What the task requires | In the data that follows, find the line containing "Serialize everything readable"; then quote that line and every line after it, exactly, through the last one.

++++ Material to process

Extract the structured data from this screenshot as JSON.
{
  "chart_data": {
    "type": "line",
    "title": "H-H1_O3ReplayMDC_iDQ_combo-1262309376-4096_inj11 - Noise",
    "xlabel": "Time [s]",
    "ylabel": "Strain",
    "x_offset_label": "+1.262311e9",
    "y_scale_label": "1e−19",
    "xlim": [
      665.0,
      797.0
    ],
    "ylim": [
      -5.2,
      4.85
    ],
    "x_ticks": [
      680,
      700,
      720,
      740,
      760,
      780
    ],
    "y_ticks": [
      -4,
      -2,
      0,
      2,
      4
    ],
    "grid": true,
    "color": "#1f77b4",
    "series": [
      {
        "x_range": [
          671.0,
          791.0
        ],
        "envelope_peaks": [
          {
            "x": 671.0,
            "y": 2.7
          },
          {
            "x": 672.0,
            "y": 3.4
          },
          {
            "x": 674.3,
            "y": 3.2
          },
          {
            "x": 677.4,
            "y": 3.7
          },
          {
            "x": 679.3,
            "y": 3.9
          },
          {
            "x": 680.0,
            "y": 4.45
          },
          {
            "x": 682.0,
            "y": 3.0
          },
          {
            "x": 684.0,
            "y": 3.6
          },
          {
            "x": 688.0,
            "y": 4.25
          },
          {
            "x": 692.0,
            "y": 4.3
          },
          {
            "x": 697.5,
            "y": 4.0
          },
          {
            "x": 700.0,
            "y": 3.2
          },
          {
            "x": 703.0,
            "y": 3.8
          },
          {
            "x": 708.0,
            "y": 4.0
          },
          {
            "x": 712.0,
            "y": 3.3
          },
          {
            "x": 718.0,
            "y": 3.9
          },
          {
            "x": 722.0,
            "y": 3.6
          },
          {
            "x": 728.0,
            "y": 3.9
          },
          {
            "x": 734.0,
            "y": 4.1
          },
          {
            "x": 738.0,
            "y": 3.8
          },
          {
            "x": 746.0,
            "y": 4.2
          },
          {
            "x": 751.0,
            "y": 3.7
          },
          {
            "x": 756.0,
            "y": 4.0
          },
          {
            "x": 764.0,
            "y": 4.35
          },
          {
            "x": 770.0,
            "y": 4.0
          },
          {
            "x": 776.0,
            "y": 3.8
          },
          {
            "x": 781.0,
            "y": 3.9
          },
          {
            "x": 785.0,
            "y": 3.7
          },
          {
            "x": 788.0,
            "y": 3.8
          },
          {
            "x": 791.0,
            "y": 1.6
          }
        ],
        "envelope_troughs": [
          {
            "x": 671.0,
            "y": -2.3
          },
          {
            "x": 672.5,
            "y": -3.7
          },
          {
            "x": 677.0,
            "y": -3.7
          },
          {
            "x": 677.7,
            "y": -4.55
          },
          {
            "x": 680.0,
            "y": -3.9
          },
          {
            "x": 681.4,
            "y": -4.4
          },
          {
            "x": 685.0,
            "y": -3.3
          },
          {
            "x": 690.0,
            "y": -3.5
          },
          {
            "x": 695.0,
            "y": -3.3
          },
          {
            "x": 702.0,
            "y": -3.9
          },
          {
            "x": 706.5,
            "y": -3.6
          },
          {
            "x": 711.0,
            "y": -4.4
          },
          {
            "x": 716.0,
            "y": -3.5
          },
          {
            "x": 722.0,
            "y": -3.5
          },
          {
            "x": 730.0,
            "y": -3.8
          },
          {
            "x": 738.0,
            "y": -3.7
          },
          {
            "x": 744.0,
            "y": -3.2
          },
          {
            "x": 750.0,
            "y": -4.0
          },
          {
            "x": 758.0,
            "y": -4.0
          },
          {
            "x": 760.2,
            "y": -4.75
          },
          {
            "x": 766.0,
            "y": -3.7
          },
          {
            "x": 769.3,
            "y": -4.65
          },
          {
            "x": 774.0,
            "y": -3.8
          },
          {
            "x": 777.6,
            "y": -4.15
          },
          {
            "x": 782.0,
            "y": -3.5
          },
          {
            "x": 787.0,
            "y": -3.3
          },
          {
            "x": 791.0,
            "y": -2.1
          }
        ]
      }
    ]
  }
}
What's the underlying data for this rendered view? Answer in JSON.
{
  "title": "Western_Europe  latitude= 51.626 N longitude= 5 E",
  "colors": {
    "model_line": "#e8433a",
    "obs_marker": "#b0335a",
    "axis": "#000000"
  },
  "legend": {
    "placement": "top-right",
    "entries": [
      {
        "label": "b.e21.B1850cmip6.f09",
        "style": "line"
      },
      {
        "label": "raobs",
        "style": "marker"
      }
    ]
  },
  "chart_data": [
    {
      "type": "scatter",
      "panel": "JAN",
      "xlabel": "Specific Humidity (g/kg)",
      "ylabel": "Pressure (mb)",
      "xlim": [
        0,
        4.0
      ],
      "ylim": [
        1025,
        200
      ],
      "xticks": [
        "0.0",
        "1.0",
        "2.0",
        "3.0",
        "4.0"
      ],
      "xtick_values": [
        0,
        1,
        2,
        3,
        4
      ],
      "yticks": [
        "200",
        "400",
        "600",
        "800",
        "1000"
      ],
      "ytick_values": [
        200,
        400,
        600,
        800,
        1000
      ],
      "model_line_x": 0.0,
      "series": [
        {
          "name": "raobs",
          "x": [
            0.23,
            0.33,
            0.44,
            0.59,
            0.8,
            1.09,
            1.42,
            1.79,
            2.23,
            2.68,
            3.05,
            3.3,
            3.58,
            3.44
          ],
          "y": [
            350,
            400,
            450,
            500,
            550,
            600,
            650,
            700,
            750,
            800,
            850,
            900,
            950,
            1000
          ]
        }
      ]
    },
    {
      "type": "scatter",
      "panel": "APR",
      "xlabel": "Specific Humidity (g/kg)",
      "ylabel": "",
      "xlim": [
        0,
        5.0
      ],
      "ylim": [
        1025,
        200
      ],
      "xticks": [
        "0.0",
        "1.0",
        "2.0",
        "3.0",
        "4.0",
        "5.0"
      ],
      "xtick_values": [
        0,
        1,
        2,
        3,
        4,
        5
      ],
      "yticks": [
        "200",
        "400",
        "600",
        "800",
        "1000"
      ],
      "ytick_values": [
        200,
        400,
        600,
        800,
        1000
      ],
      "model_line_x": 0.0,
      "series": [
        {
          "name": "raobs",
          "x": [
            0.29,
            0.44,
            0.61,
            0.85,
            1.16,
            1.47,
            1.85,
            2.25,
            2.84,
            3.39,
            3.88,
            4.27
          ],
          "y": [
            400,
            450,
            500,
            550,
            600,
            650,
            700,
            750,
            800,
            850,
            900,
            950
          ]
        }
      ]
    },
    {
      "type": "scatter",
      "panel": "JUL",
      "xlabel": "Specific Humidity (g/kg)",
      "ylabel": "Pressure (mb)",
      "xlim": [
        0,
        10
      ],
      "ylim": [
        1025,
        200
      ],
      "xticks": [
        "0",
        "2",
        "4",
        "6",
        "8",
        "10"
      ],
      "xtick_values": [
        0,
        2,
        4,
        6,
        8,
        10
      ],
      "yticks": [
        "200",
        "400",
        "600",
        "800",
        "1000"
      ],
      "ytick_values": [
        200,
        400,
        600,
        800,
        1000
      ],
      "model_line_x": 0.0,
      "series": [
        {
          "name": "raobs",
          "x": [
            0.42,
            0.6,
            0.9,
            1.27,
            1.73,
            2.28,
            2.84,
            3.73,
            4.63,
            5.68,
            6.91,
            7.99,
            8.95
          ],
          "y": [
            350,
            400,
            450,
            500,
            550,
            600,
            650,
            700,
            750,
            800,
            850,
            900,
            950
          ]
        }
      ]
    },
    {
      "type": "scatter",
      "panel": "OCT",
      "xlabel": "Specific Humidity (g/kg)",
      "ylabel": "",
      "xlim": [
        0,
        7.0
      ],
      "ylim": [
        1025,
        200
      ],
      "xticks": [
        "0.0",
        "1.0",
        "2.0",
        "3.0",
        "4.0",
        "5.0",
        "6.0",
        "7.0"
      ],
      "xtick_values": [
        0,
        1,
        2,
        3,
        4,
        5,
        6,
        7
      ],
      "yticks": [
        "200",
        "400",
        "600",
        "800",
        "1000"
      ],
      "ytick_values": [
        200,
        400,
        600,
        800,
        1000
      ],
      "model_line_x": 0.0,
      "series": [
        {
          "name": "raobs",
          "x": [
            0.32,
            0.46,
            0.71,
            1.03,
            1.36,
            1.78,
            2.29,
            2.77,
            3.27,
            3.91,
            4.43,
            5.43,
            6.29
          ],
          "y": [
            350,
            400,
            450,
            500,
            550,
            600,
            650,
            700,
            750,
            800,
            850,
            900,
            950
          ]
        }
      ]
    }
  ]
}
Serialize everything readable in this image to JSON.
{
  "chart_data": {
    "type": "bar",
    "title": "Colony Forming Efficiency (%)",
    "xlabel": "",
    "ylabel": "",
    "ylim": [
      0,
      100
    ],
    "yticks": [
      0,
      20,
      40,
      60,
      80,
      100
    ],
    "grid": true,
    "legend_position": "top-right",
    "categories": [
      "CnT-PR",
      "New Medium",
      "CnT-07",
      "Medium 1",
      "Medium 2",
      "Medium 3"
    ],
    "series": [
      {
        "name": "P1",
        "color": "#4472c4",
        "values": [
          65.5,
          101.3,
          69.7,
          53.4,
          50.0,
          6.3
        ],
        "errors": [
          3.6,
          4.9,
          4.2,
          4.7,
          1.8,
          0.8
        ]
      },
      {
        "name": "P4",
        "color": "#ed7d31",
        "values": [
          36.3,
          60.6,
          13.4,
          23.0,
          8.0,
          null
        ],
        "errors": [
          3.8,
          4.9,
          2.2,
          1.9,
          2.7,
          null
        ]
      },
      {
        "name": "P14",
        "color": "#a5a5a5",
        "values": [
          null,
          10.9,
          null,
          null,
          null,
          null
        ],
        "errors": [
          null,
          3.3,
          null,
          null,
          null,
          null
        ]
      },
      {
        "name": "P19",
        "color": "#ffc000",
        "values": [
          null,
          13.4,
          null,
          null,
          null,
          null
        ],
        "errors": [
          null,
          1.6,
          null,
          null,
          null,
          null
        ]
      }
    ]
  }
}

++++++++

Output for this task |
Serialize everything readable in this image to JSON.
{
  "chart_data": {
    "type": "bar",
    "title": "Colony Forming Efficiency (%)",
    "xlabel": "",
    "ylabel": "",
    "ylim": [
      0,
      100
    ],
    "yticks": [
      0,
      20,
      40,
      60,
      80,
      100
    ],
    "grid": true,
    "legend_position": "top-right",
    "categories": [
      "CnT-PR",
      "New Medium",
      "CnT-07",
      "Medium 1",
      "Medium 2",
      "Medium 3"
    ],
    "series": [
      {
        "name": "P1",
        "color": "#4472c4",
        "values": [
          65.5,
          101.3,
          69.7,
          53.4,
          50.0,
          6.3
        ],
        "errors": [
          3.6,
          4.9,
          4.2,
          4.7,
          1.8,
          0.8
        ]
      },
      {
        "name": "P4",
        "color": "#ed7d31",
        "values": [
          36.3,
          60.6,
          13.4,
          23.0,
          8.0,
          null
        ],
        "errors": [
          3.8,
          4.9,
          2.2,
          1.9,
          2.7,
          null
        ]
      },
      {
        "name": "P14",
        "color": "#a5a5a5",
        "values": [
          null,
          10.9,
          null,
          null,
          null,
          null
        ],
        "errors": [
          null,
          3.3,
          null,
          null,
          null,
          null
        ]
      },
      {
        "name": "P19",
        "color": "#ffc000",
        "values": [
          null,
          13.4,
          null,
          null,
          null,
          null
        ],
        "errors": [
          null,
          1.6,
          null,
          null,
          null,
          null
        ]
      }
    ]
  }
}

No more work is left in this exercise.